____ Data in this exercise
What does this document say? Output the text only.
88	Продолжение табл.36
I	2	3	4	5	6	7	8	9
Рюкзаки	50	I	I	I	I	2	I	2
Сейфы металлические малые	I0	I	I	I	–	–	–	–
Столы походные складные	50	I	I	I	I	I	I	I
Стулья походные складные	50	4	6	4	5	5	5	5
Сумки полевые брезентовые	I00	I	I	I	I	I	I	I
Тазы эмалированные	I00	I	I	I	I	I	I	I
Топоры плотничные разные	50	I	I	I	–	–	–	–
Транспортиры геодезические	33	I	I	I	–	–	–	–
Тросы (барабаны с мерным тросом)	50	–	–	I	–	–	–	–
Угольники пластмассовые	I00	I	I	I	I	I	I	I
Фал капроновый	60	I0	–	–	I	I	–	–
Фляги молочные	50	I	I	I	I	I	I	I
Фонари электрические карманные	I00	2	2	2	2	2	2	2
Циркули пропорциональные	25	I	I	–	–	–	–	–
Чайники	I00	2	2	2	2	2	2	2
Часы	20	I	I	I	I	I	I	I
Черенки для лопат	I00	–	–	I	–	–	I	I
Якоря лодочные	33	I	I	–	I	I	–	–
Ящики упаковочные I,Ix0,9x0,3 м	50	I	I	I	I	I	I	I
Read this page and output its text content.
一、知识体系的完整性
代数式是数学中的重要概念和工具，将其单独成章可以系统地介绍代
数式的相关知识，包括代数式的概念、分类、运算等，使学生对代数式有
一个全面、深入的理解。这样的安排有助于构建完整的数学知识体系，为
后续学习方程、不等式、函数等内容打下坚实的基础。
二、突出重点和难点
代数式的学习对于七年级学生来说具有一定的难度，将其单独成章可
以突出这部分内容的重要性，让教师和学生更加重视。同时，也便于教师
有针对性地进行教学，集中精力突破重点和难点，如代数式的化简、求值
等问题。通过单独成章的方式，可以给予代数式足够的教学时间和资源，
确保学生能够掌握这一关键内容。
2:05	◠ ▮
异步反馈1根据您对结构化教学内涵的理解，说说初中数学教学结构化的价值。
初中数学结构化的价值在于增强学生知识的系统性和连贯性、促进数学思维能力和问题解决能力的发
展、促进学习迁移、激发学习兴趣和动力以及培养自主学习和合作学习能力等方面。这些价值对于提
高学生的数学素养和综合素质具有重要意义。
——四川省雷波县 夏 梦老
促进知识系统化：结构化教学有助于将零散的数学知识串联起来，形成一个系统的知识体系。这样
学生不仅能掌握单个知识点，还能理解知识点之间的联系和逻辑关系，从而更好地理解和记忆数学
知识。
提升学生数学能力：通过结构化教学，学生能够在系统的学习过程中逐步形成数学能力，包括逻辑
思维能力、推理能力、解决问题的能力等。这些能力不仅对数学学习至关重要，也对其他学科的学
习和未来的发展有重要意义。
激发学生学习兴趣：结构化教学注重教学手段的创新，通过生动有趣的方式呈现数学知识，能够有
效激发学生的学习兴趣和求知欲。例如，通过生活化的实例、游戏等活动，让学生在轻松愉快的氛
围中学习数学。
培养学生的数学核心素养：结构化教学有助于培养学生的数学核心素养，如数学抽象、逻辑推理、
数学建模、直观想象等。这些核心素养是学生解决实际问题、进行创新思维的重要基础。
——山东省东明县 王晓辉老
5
________
■ What is needed: Quote each line of the listing above exactly.

■ Worked solution:
What does this document say? Output the text only.
88	Продолжение табл.36
I	2	3	4	5	6	7	8	9
Рюкзаки	50	I	I	I	I	2	I	2
Сейфы металлические малые	I0	I	I	I	–	–	–	–
Столы походные складные	50	I	I	I	I	I	I	I
Стулья походные складные	50	4	6	4	5	5	5	5
Сумки полевые брезентовые	I00	I	I	I	I	I	I	I
Тазы эмалированные	I00	I	I	I	I	I	I	I
Топоры плотничные разные	50	I	I	I	–	–	–	–
Транспортиры геодезические	33	I	I	I	–	–	–	–
Тросы (барабаны с мерным тросом)	50	–	–	I	–	–	–	–
Угольники пластмассовые	I00	I	I	I	I	I	I	I
Фал капроновый	60	I0	–	–	I	I	–	–
Фляги молочные	50	I	I	I	I	I	I	I
Фонари электрические карманные	I00	2	2	2	2	2	2	2
Циркули пропорциональные	25	I	I	–	–	–	–	–
Чайники	I00	2	2	2	2	2	2	2
Часы	20	I	I	I	I	I	I	I
Черенки для лопат	I00	–	–	I	–	–	I	I
Якоря лодочные	33	I	I	–	I	I	–	–
Ящики упаковочные I,Ix0,9x0,3 м	50	I	I	I	I	I	I	I
Read this page and output its text content.
一、知识体系的完整性
代数式是数学中的重要概念和工具，将其单独成章可以系统地介绍代
数式的相关知识，包括代数式的概念、分类、运算等，使学生对代数式有
一个全面、深入的理解。这样的安排有助于构建完整的数学知识体系，为
后续学习方程、不等式、函数等内容打下坚实的基础。
二、突出重点和难点
代数式的学习对于七年级学生来说具有一定的难度，将其单独成章可
以突出这部分内容的重要性，让教师和学生更加重视。同时，也便于教师
有针对性地进行教学，集中精力突破重点和难点，如代数式的化简、求值
等问题。通过单独成章的方式，可以给予代数式足够的教学时间和资源，
确保学生能够掌握这一关键内容。
2:05	◠ ▮
异步反馈1根据您对结构化教学内涵的理解，说说初中数学教学结构化的价值。
初中数学结构化的价值在于增强学生知识的系统性和连贯性、促进数学思维能力和问题解决能力的发
展、促进学习迁移、激发学习兴趣和动力以及培养自主学习和合作学习能力等方面。这些价值对于提
高学生的数学素养和综合素质具有重要意义。
——四川省雷波县 夏 梦老
促进知识系统化：结构化教学有助于将零散的数学知识串联起来，形成一个系统的知识体系。这样
学生不仅能掌握单个知识点，还能理解知识点之间的联系和逻辑关系，从而更好地理解和记忆数学
知识。
提升学生数学能力：通过结构化教学，学生能够在系统的学习过程中逐步形成数学能力，包括逻辑
思维能力、推理能力、解决问题的能力等。这些能力不仅对数学学习至关重要，也对其他学科的学
习和未来的发展有重要意义。
激发学生学习兴趣：结构化教学注重教学手段的创新，通过生动有趣的方式呈现数学知识，能够有
效激发学生的学习兴趣和求知欲。例如，通过生活化的实例、游戏等活动，让学生在轻松愉快的氛
围中学习数学。
培养学生的数学核心素养：结构化教学有助于培养学生的数学核心素养，如数学抽象、逻辑推理、
数学建模、直观想象等。这些核心素养是学生解决实际问题、进行创新思维的重要基础。
——山东省东明县 王晓辉老
5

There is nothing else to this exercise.